--- START EXCERPTED DATA ---

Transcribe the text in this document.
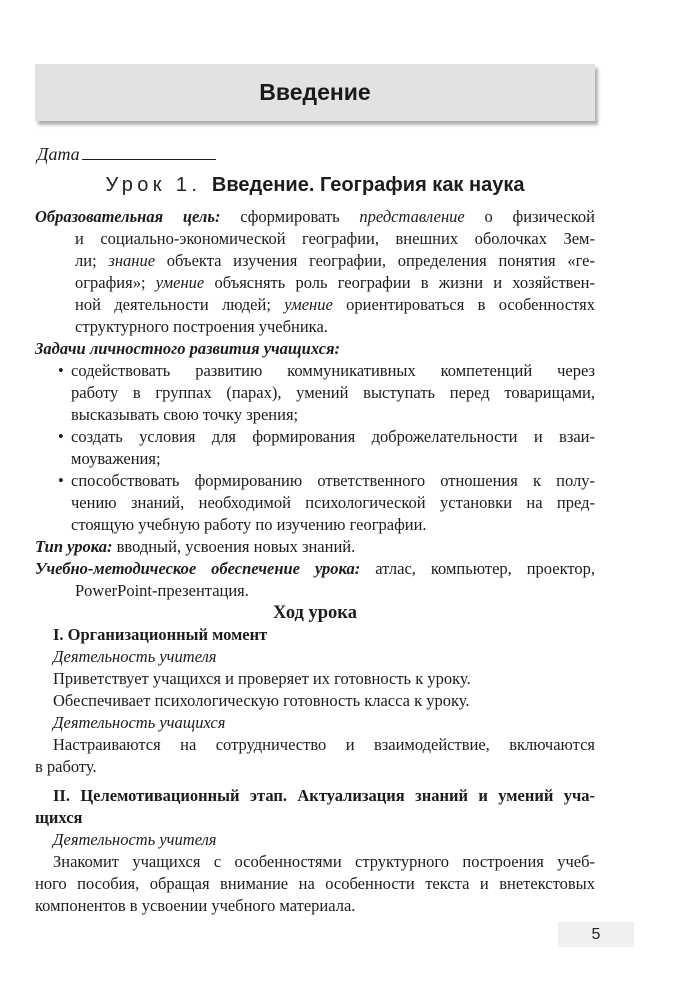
Введение
Дата
Урок 1. Введение. География как наука
Образовательная цель: сформировать представление о физической
и социально-экономической географии, внешних оболочках Зем-
ли; знание объекта изучения географии, определения понятия «ге-
ография»; умение объяснять роль географии в жизни и хозяйствен-
ной деятельности людей; умение ориентироваться в особенностях
структурного построения учебника.
Задачи личностного развития учащихся:
• содействовать развитию коммуникативных компетенций через
работу в группах (парах), умений выступать перед товарищами,
высказывать свою точку зрения;
• создать условия для формирования доброжелательности и взаи-
моуважения;
• способствовать формированию ответственного отношения к полу-
чению знаний, необходимой психологической установки на пред-
стоящую учебную работу по изучению географии.
Тип урока: вводный, усвоения новых знаний.
Учебно-методическое обеспечение урока: атлас, компьютер, проектор,
PowerPoint-презентация.
Ход урока
I. Организационный момент
Деятельность учителя
Приветствует учащихся и проверяет их готовность к уроку.
Обеспечивает психологическую готовность класса к уроку.
Деятельность учащихся
Настраиваются на сотрудничество и взаимодействие, включаются
в работу.
II. Целемотивационный этап. Актуализация знаний и умений уча-
щихся
Деятельность учителя
Знакомит учащихся с особенностями структурного построения учеб-
ного пособия, обращая внимание на особенности текста и внетекстовых
компонентов в усвоении учебного материала.
5
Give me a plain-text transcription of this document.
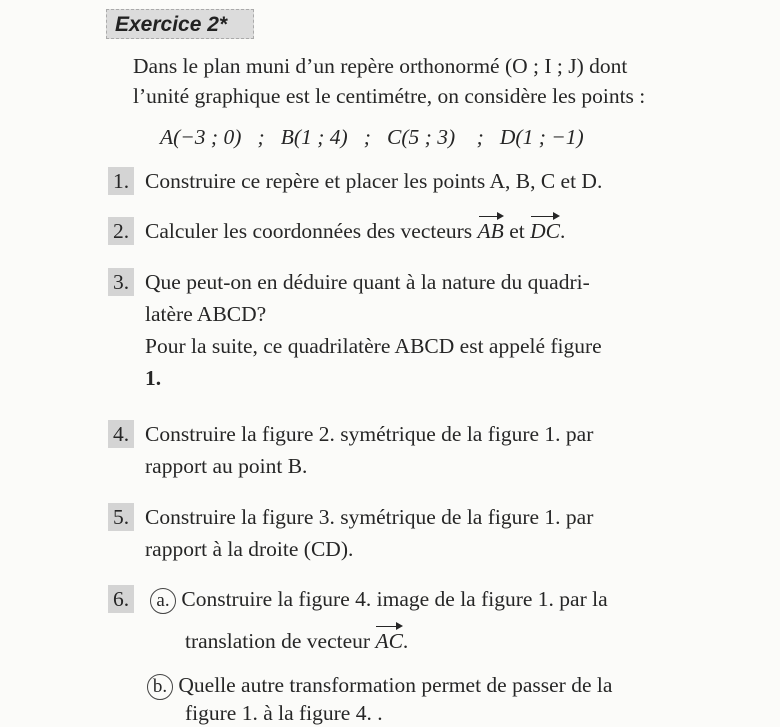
Exercice 2*
Dans le plan muni d’un repère orthonormé (O ; I ; J) dont
l’unité graphique est le centimétre, on considère les points :
A(−3 ; 0)   ;   B(1 ; 4)   ;   C(5 ; 3)    ;   D(1 ; −1)
1. Construire ce repère et placer les points A, B, C et D.
2. Calculer les coordonnées des vecteurs AB et DC.
3. Que peut-on en déduire quant à la nature du quadri-
latère ABCD?
Pour la suite, ce quadrilatère ABCD est appelé figure
1.
4. Construire la figure 2. symétrique de la figure 1. par
rapport au point B.
5. Construire la figure 3. symétrique de la figure 1. par
rapport à la droite (CD).
6.	a. Construire la figure 4. image de la figure 1. par la
translation de vecteur AC.
b. Quelle autre transformation permet de passer de la
figure 1. à la figure 4. .
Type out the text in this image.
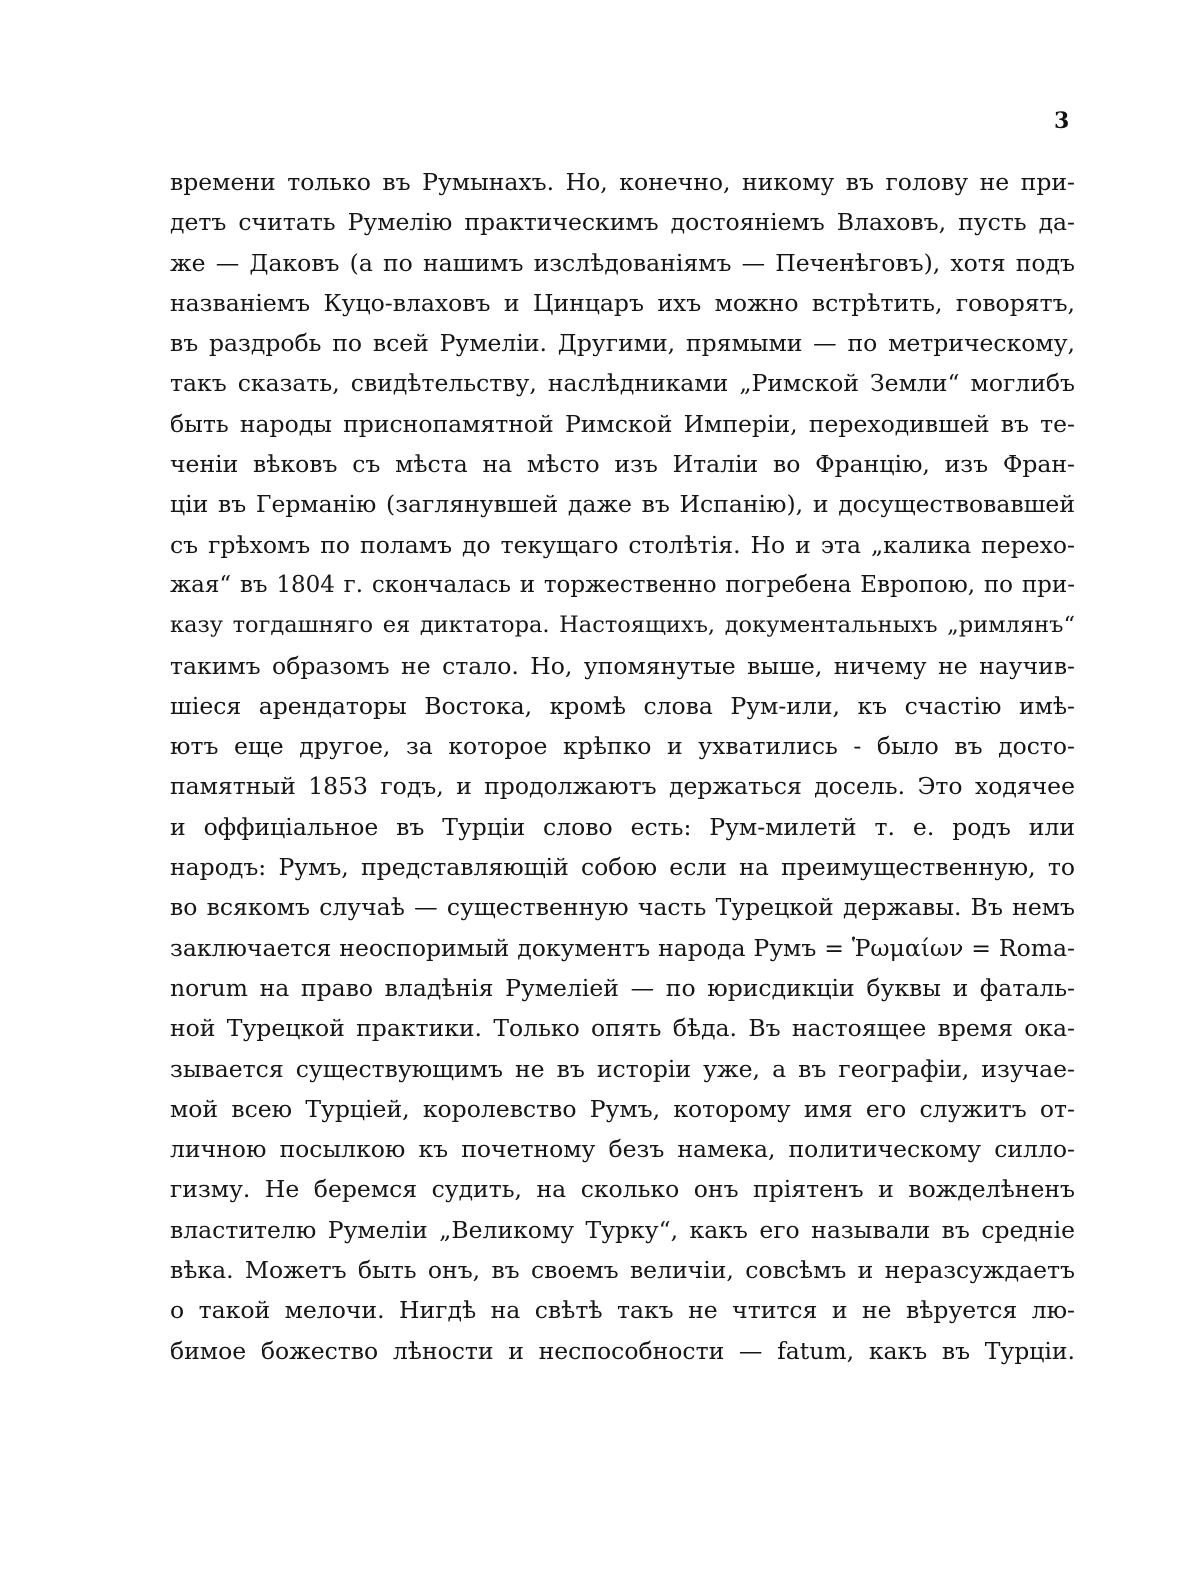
3
времени только въ Румынахъ. Но, конечно, никому въ голову не при-
детъ считать Румелію практическимъ достояніемъ Влаховъ, пусть да-
же — Даковъ (а по нашимъ изслѣдованіямъ — Печенѣговъ), хотя подъ
названіемъ Куцо-влаховъ и Цинцаръ ихъ можно встрѣтить, говорятъ,
въ раздробь по всей Румеліи. Другими, прямыми — по метрическому,
такъ сказать, свидѣтельству, наслѣдниками „Римской Земли“ моглибъ
быть народы приснопамятной Римской Имперіи, переходившей въ те-
ченіи вѣковъ съ мѣста на мѣсто изъ Италіи во Францію, изъ Фран-
ціи въ Германію (заглянувшей даже въ Испанію), и досуществовавшей
съ грѣхомъ по поламъ до текущаго столѣтія. Но и эта „калика перехо-
жая“ въ 1804 г. скончалась и торжественно погребена Европою, по при-
казу тогдашняго ея диктатора. Настоящихъ, документальныхъ „римлянъ“
такимъ образомъ не стало. Но, упомянутые выше, ничему не научив-
шіеся арендаторы Востока, кромѣ слова Рум-или, къ счастію имѣ-
ютъ еще другое, за которое крѣпко и ухватились - было въ достo-
памятный 1853 годъ, и продолжаютъ держаться досель. Это ходячее
и оффиціальное въ Турціи слово есть: Рум-милетй т. е. родъ или
народъ: Румъ, представляющій собою если на преимущественную, то
во всякомъ случаѣ — существенную часть Турецкой державы. Въ немъ
заключается неоспоримый документъ народа Румъ = Ῥωμαίων = Roma-
norum на право владѣнія Румеліей — по юрисдикціи буквы и фаталь-
ной Турецкой практики. Только опять бѣда. Въ настоящее время ока-
зывается существующимъ не въ исторіи уже, а въ географіи, изучае-
мой всею Турціей, королевство Румъ, которому имя его служитъ от-
личною посылкою къ почетному безъ намека, политическому силло-
гизму. Не беремся судить, на сколько онъ пріятенъ и вожделѣненъ
властителю Румеліи „Великому Турку“, какъ его называли въ средніе
вѣка. Можетъ быть онъ, въ своемъ величіи, совсѣмъ и неразсуждаетъ
о такой мелочи. Нигдѣ на свѣтѣ такъ не чтится и не вѣруется лю-
бимое божество лѣности и неспособности — fatum, какъ въ Турціи.
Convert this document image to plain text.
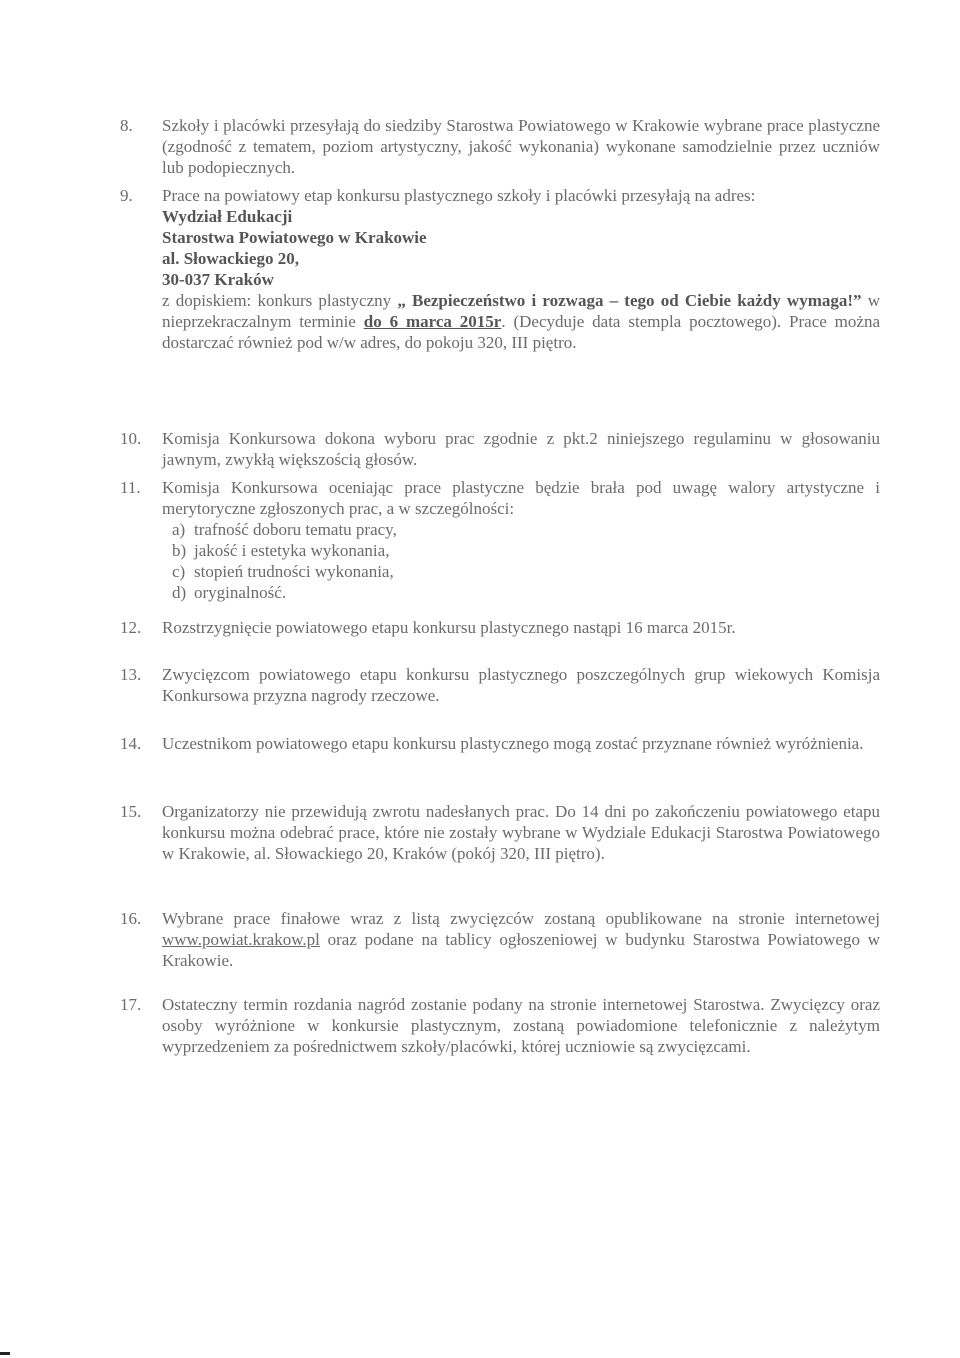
8. Szkoły i placówki przesyłają do siedziby Starostwa Powiatowego w Krakowie wybrane prace plastyczne (zgodność z tematem, poziom artystyczny, jakość wykonania) wykonane samodzielnie przez uczniów lub podopiecznych.

9. Prace na powiatowy etap konkursu plastycznego szkoły i placówki przesyłają na adres:

Wydział Edukacji

Starostwa Powiatowego w Krakowie

al. Słowackiego 20,

30-037 Kraków

z dopiskiem: konkurs plastyczny „ Bezpieczeństwo i rozwaga – tego od Ciebie każdy wymaga!” w nieprzekraczalnym terminie do 6 marca 2015r. (Decyduje data stempla pocztowego). Prace można dostarczać również pod w/w adres, do pokoju 320, III piętro.

10. Komisja Konkursowa dokona wyboru prac zgodnie z pkt.2 niniejszego regulaminu w głosowaniu jawnym, zwykłą większością głosów.

11. Komisja Konkursowa oceniając prace plastyczne będzie brała pod uwagę walory artystyczne i merytoryczne zgłoszonych prac, a w szczególności:

a) trafność doboru tematu pracy,
b) jakość i estetyka wykonania,
c) stopień trudności wykonania,
d) oryginalność.
12. Rozstrzygnięcie powiatowego etapu konkursu plastycznego nastąpi 16 marca 2015r.

13. Zwycięzcom powiatowego etapu konkursu plastycznego poszczególnych grup wiekowych Komisja Konkursowa przyzna nagrody rzeczowe.

14. Uczestnikom powiatowego etapu konkursu plastycznego mogą zostać przyznane również wyróżnienia.

15. Organizatorzy nie przewidują zwrotu nadesłanych prac. Do 14 dni po zakończeniu powiatowego etapu konkursu można odebrać prace, które nie zostały wybrane w Wydziale Edukacji Starostwa Powiatowego w Krakowie, al. Słowackiego 20, Kraków (pokój 320, III piętro).

16. Wybrane prace finałowe wraz z listą zwycięzców zostaną opublikowane na stronie internetowej www.powiat.krakow.pl oraz podane na tablicy ogłoszeniowej w budynku Starostwa Powiatowego w Krakowie.

17. Ostateczny termin rozdania nagród zostanie podany na stronie internetowej Starostwa. Zwycięzcy oraz osoby wyróżnione w konkursie plastycznym, zostaną powiadomione telefonicznie z należytym wyprzedzeniem za pośrednictwem szkoły/placówki, której uczniowie są zwycięzcami.
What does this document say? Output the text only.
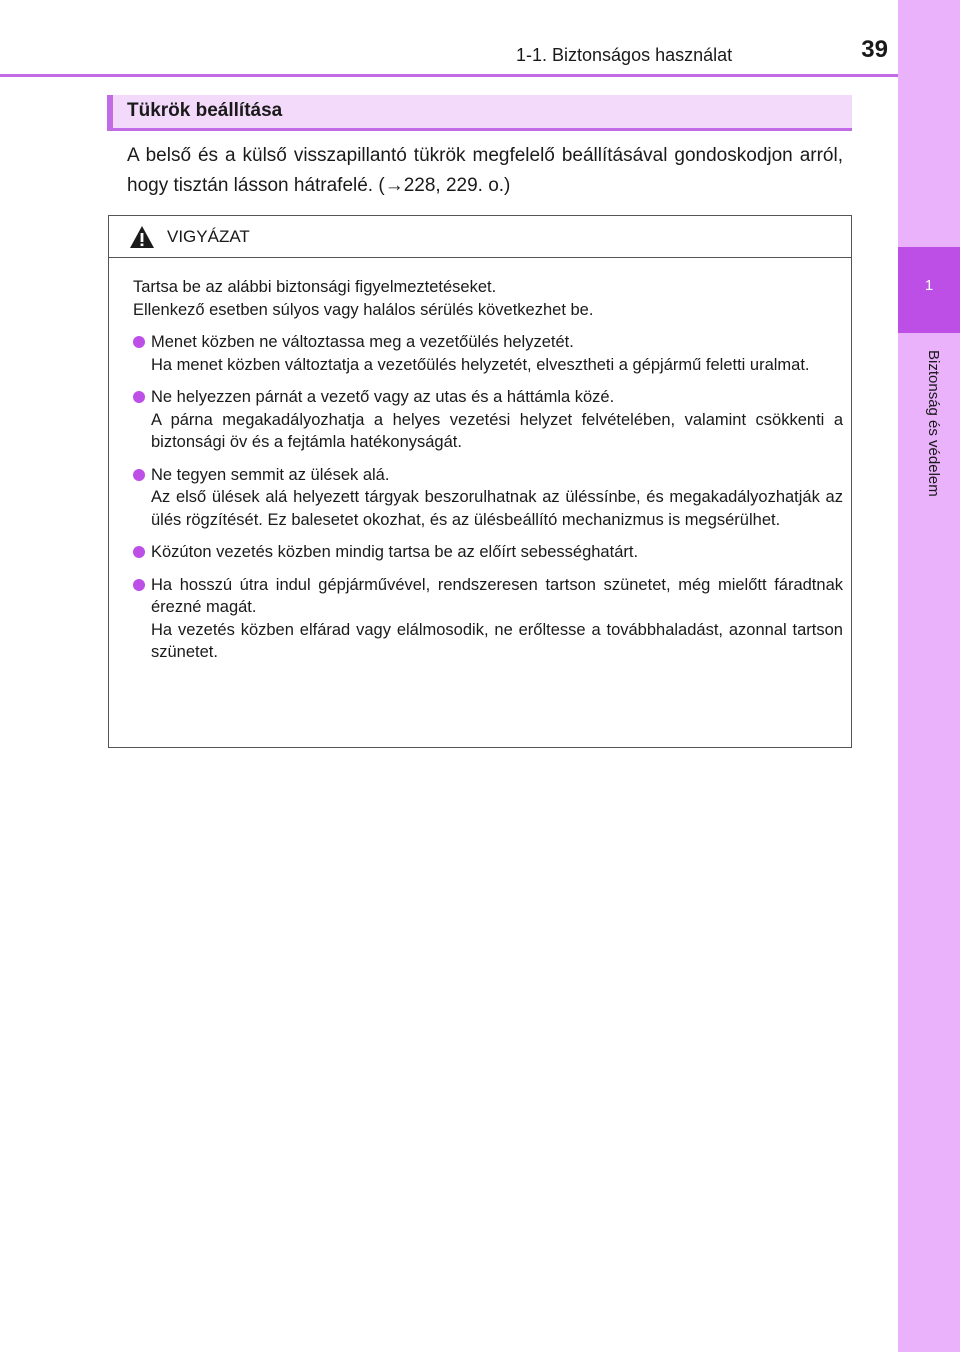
1
Biztonság és védelem
1-1. Biztonságos használat	39
Tükrök beállítása

A belső és a külső visszapillantó tükrök megfelelő beállításával gondoskodjon arról, hogy tisztán lásson hátrafelé. (→228, 229. o.)

VIGYÁZAT

Tartsa be az alábbi biztonsági figyelmeztetéseket.
Ellenkező esetben súlyos vagy halálos sérülés következhet be.

Menet közben ne változtassa meg a vezetőülés helyzetét.
Ha menet közben változtatja a vezetőülés helyzetét, elvesztheti a gépjármű feletti uralmat.
Ne helyezzen párnát a vezető vagy az utas és a háttámla közé.
A párna megakadályozhatja a helyes vezetési helyzet felvételében, valamint csökkenti a biztonsági öv és a fejtámla hatékonyságát.
Ne tegyen semmit az ülések alá.
Az első ülések alá helyezett tárgyak beszorulhatnak az üléssínbe, és megakadályozhatják az ülés rögzítését. Ez balesetet okozhat, és az ülésbeállító mechanizmus is megsérülhet.
Közúton vezetés közben mindig tartsa be az előírt sebességhatárt.
Ha hosszú útra indul gépjárművével, rendszeresen tartson szünetet, még mielőtt fáradtnak érezné magát.
Ha vezetés közben elfárad vagy elálmosodik, ne erőltesse a továbbhaladást, azonnal tartson szünetet.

--- END EXCERPTED DATA ---

- **TASK INSTRUCTIONS**
Repeat exactly the lines from the one holding "What does this" through the last line of the entries, both included; the pictures do not belong in the copy.

- **ANSWER IN FULL**
What does this document say? Output the text only.
1
Biztonság és védelem
1-1. Biztonságos használat	39
Tükrök beállítása

A belső és a külső visszapillantó tükrök megfelelő beállításával gondoskodjon arról, hogy tisztán lásson hátrafelé. (→228, 229. o.)

VIGYÁZAT

Tartsa be az alábbi biztonsági figyelmeztetéseket.
Ellenkező esetben súlyos vagy halálos sérülés következhet be.

Menet közben ne változtassa meg a vezetőülés helyzetét.
Ha menet közben változtatja a vezetőülés helyzetét, elvesztheti a gépjármű feletti uralmat.
Ne helyezzen párnát a vezető vagy az utas és a háttámla közé.
A párna megakadályozhatja a helyes vezetési helyzet felvételében, valamint csökkenti a biztonsági öv és a fejtámla hatékonyságát.
Ne tegyen semmit az ülések alá.
Az első ülések alá helyezett tárgyak beszorulhatnak az üléssínbe, és megakadályozhatják az ülés rögzítését. Ez balesetet okozhat, és az ülésbeállító mechanizmus is megsérülhet.
Közúton vezetés közben mindig tartsa be az előírt sebességhatárt.
Ha hosszú útra indul gépjárművével, rendszeresen tartson szünetet, még mielőtt fáradtnak érezné magát.
Ha vezetés közben elfárad vagy elálmosodik, ne erőltesse a továbbhaladást, azonnal tartson szünetet.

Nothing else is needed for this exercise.